STATED GOAL → Pick out all lines with the word "생활보장과" from the records that follow.

--- start of LISTING ---

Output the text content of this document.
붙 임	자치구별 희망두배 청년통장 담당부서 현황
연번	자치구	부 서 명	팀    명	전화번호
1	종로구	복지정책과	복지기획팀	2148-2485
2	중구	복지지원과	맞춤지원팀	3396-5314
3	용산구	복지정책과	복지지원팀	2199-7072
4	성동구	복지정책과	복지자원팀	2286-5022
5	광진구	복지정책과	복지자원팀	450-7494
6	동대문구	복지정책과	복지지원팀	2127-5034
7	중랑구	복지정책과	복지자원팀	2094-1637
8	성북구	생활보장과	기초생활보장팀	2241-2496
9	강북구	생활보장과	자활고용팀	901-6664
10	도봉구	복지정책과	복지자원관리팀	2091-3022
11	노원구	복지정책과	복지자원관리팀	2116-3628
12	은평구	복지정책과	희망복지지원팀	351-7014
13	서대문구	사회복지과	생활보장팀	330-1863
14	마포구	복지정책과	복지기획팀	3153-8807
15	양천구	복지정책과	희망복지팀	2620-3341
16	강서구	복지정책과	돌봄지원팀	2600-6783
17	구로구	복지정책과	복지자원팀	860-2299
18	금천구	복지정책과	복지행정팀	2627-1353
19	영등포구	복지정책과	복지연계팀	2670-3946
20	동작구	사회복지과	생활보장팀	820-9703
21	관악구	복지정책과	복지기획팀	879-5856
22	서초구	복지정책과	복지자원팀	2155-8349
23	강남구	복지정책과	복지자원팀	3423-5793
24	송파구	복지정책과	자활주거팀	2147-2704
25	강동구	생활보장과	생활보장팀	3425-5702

--- end of LISTING ---

TASK ANSWER →
8	성북구	생활보장과	기초생활보장팀	2241-2496
9	강북구	생활보장과	자활고용팀	901-6664
25	강동구	생활보장과	생활보장팀	3425-5702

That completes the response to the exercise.